▶ **Exercise**: Your task is to quote the material that follows, in full and exactly.
··· Dataset content
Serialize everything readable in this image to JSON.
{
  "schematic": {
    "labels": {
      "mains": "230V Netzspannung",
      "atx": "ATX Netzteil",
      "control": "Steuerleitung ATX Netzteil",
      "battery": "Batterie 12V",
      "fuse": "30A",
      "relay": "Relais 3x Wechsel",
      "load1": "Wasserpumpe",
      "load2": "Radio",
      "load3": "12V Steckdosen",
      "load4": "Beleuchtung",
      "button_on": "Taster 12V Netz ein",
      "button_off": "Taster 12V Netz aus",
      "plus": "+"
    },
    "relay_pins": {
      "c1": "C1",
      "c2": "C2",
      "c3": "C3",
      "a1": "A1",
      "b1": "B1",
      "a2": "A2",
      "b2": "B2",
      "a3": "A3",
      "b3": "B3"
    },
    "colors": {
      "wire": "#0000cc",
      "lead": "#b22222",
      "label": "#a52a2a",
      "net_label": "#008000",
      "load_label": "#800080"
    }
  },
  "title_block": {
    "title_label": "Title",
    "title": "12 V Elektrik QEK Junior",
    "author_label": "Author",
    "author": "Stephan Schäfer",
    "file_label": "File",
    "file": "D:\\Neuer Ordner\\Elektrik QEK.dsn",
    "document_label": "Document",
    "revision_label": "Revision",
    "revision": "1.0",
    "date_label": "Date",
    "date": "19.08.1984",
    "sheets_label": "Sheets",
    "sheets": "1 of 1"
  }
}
······
▶ **Final result**:
Serialize everything readable in this image to JSON.
{
  "schematic": {
    "labels": {
      "mains": "230V Netzspannung",
      "atx": "ATX Netzteil",
      "control": "Steuerleitung ATX Netzteil",
      "battery": "Batterie 12V",
      "fuse": "30A",
      "relay": "Relais 3x Wechsel",
      "load1": "Wasserpumpe",
      "load2": "Radio",
      "load3": "12V Steckdosen",
      "load4": "Beleuchtung",
      "button_on": "Taster 12V Netz ein",
      "button_off": "Taster 12V Netz aus",
      "plus": "+"
    },
    "relay_pins": {
      "c1": "C1",
      "c2": "C2",
      "c3": "C3",
      "a1": "A1",
      "b1": "B1",
      "a2": "A2",
      "b2": "B2",
      "a3": "A3",
      "b3": "B3"
    },
    "colors": {
      "wire": "#0000cc",
      "lead": "#b22222",
      "label": "#a52a2a",
      "net_label": "#008000",
      "load_label": "#800080"
    }
  },
  "title_block": {
    "title_label": "Title",
    "title": "12 V Elektrik QEK Junior",
    "author_label": "Author",
    "author": "Stephan Schäfer",
    "file_label": "File",
    "file": "D:\\Neuer Ordner\\Elektrik QEK.dsn",
    "document_label": "Document",
    "revision_label": "Revision",
    "revision": "1.0",
    "date_label": "Date",
    "date": "19.08.1984",
    "sheets_label": "Sheets",
    "sheets": "1 of 1"
  }
}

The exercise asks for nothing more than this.